Begin Provided entries

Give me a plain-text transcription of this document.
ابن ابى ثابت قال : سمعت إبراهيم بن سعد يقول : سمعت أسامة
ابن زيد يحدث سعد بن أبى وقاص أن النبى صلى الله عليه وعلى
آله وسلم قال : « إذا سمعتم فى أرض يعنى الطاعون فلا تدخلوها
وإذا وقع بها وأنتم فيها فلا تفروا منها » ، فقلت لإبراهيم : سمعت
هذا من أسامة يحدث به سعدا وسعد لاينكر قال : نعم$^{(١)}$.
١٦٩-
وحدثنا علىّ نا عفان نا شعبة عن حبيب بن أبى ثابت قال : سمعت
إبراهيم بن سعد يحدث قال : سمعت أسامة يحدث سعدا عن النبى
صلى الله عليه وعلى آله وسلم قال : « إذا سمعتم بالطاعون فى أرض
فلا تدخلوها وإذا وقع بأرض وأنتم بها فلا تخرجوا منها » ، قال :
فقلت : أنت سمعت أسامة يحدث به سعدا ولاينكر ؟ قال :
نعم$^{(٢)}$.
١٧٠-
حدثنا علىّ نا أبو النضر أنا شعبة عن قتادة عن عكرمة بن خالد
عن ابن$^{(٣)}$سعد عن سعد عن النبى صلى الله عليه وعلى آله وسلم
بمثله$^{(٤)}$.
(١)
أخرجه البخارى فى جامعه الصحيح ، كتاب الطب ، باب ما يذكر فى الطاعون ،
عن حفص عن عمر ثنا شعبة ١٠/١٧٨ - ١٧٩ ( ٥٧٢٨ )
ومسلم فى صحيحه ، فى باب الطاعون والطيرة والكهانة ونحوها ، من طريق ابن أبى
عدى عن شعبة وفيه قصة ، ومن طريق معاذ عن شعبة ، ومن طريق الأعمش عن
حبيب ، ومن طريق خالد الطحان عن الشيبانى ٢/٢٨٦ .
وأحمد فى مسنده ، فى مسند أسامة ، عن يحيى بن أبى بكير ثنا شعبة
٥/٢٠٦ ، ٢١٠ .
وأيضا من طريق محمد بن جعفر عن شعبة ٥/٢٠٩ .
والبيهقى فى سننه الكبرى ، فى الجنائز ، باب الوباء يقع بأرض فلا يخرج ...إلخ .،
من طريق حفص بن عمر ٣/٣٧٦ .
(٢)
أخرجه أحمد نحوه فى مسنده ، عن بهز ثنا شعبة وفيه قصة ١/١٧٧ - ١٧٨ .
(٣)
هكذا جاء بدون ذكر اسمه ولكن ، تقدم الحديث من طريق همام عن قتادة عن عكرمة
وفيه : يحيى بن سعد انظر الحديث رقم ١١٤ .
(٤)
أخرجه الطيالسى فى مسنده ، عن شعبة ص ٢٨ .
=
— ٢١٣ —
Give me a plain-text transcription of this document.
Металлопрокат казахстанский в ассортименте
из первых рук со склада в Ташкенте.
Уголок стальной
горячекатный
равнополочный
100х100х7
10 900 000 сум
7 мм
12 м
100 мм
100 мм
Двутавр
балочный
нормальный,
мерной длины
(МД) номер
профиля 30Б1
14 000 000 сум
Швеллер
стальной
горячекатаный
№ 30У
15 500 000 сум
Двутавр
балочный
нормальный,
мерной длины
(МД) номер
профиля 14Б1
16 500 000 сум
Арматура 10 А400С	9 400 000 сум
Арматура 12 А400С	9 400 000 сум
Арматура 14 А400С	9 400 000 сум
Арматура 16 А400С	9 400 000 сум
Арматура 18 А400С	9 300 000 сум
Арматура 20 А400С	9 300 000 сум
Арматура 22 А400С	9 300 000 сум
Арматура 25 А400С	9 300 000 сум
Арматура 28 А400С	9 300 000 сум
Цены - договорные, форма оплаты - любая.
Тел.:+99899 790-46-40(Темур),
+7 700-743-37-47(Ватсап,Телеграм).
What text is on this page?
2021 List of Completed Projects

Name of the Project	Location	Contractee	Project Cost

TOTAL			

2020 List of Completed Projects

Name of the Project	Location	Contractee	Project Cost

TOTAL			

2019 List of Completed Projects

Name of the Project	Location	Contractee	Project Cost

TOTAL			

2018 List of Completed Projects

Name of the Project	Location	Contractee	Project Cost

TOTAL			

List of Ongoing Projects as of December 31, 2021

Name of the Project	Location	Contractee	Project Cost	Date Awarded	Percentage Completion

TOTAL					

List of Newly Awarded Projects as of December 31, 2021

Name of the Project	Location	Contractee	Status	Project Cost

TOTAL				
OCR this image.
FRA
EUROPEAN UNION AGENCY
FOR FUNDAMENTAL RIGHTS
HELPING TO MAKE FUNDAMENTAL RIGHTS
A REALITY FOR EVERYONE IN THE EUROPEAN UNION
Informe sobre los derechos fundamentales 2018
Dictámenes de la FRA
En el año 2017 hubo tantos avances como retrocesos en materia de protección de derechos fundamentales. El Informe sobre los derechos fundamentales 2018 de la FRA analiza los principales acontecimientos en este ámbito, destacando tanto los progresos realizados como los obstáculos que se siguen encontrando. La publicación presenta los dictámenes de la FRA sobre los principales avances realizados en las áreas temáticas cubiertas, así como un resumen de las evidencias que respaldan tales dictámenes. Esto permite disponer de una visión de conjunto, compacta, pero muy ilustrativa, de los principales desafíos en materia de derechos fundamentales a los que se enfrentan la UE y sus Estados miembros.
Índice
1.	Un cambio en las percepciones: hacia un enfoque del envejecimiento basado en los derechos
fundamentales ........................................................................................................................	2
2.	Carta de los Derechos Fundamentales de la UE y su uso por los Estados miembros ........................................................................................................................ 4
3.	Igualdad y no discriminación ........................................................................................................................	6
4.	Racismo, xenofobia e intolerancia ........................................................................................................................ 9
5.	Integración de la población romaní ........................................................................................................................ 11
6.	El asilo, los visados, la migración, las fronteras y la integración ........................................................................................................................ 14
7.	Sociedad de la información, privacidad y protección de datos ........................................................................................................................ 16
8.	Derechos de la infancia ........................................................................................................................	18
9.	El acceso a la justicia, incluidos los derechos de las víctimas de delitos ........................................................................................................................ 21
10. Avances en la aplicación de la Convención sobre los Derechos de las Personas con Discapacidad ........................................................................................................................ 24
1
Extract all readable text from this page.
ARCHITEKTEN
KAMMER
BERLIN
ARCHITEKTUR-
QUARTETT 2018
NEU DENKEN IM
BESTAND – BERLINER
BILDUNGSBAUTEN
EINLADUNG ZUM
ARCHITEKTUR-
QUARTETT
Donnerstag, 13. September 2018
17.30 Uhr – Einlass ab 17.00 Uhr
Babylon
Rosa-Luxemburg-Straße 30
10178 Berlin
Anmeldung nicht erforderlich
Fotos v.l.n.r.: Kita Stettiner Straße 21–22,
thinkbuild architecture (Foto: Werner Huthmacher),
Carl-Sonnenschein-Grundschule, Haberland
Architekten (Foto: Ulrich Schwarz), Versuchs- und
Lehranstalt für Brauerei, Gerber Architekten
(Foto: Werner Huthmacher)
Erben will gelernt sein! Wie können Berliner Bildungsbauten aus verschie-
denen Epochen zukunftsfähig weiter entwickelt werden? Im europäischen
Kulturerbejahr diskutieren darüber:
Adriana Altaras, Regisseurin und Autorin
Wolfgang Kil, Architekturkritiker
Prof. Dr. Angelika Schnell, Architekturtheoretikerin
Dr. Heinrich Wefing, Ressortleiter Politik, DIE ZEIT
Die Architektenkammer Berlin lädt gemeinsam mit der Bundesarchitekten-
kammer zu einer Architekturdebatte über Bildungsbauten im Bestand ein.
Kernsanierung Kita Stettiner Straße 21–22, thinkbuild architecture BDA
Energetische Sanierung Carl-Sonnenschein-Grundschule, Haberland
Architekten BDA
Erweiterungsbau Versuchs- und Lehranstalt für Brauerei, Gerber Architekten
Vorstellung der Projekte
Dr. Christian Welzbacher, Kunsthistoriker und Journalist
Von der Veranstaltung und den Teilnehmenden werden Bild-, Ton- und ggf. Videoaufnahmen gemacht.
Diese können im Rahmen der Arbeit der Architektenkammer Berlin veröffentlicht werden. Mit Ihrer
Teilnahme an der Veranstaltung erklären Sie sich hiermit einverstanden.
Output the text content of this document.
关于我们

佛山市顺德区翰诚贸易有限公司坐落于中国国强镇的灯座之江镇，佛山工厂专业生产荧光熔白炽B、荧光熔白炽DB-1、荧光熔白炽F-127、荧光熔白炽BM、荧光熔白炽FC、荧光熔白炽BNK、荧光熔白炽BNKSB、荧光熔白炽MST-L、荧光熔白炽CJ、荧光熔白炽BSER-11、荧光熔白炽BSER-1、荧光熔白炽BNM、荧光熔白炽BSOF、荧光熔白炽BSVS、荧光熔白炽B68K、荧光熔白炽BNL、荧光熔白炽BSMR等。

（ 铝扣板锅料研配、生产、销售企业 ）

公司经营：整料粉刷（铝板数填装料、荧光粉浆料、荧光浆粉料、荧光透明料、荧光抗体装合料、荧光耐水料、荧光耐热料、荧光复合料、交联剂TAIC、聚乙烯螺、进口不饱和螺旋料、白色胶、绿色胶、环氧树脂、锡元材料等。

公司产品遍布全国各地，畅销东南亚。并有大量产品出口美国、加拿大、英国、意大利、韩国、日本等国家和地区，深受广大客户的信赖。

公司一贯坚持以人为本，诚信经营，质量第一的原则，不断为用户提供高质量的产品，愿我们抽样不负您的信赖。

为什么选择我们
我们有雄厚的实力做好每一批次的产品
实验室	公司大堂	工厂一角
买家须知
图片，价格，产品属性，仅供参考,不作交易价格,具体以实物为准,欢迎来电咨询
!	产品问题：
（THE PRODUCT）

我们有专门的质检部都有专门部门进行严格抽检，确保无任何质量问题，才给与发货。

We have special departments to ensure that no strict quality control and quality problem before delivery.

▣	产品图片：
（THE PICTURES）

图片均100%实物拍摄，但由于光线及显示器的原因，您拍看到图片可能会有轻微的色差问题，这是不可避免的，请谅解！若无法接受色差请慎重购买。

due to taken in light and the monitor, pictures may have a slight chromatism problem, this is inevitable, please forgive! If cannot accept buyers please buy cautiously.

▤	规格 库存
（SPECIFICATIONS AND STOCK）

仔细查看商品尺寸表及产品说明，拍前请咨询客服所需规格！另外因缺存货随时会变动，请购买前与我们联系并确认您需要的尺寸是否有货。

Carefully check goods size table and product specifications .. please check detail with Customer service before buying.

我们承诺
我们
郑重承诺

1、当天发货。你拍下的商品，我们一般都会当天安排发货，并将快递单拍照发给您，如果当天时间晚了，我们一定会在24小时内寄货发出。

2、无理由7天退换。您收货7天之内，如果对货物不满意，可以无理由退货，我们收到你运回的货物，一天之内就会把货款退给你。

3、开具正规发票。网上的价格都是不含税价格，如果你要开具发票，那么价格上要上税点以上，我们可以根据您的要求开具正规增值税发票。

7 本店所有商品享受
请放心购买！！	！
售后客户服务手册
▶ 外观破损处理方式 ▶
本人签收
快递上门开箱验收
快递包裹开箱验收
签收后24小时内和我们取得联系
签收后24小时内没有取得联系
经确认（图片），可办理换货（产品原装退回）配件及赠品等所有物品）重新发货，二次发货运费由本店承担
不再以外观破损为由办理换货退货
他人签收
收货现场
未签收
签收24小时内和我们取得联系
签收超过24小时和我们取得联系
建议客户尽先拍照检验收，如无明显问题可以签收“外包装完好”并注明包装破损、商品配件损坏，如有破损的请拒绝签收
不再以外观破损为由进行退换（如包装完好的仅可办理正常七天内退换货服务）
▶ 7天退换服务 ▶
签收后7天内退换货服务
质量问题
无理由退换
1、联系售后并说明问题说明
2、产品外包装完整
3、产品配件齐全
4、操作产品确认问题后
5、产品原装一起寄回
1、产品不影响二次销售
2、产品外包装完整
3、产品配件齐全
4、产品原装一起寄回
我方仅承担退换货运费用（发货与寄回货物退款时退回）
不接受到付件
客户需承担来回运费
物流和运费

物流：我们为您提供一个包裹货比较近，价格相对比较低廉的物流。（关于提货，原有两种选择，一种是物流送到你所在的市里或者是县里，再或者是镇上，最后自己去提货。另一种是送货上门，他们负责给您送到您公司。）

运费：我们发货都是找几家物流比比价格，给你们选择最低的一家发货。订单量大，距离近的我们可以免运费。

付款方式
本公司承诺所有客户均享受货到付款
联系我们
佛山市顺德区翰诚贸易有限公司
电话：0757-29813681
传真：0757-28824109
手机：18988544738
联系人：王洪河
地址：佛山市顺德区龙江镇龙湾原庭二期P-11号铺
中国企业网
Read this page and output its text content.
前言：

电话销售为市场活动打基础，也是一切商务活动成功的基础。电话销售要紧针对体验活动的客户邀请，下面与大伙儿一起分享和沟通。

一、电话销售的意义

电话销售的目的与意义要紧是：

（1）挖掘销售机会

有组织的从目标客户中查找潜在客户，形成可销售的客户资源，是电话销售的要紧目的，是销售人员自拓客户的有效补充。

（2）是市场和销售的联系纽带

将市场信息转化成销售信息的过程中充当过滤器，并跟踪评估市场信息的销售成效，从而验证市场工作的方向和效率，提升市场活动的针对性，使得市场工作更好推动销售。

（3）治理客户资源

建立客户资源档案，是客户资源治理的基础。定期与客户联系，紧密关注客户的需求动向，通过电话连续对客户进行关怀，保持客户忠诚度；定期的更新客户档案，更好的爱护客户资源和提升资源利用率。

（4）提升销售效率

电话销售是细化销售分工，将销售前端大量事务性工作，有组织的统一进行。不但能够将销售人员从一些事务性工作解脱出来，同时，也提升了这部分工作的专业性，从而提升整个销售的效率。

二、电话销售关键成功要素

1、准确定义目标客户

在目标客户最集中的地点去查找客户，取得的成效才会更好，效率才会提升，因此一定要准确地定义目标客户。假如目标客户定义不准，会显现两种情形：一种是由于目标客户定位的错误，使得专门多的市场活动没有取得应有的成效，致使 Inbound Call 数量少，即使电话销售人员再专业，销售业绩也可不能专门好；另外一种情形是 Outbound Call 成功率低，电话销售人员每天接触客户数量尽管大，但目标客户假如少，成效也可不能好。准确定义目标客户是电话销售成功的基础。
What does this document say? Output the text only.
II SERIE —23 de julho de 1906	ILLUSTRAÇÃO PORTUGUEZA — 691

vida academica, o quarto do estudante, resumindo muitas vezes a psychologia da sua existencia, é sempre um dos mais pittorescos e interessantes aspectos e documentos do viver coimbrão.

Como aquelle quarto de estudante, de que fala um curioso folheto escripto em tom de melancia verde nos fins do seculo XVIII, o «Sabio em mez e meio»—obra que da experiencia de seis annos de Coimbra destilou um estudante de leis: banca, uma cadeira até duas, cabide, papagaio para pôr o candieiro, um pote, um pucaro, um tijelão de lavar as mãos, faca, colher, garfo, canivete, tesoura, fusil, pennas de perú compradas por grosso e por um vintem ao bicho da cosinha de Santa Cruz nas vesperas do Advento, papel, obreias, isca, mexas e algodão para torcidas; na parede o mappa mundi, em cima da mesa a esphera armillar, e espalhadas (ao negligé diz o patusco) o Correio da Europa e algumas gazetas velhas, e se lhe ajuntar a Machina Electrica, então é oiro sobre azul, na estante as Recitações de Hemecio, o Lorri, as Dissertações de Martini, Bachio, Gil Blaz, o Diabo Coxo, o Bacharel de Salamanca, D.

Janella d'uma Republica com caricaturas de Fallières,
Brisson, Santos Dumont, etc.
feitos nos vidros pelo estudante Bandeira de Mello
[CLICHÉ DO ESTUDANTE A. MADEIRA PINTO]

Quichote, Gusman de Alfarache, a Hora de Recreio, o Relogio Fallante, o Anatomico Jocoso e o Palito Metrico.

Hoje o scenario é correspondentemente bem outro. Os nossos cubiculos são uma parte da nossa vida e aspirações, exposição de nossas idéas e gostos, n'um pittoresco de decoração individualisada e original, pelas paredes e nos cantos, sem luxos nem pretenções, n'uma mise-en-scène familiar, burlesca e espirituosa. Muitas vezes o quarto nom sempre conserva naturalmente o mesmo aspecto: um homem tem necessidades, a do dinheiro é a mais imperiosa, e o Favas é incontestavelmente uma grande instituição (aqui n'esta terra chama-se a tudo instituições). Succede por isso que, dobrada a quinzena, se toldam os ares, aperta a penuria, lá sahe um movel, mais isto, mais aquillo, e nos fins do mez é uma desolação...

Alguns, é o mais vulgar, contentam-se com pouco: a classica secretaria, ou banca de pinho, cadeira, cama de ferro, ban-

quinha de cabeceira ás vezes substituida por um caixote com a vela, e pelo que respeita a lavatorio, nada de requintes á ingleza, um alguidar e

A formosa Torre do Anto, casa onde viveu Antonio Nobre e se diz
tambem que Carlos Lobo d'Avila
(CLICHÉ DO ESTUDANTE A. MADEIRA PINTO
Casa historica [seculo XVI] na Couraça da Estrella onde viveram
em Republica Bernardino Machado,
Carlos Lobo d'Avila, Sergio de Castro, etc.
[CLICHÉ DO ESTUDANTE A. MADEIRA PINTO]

End Provided entries

Note every line above where the string "يحيى" shows up, and copy those lines.

وأحمد فى مسنده ، فى مسند أسامة ، عن يحيى بن أبى بكير ثنا شعبة
وفيه : يحيى بن سعد انظر الحديث رقم ١١٤ .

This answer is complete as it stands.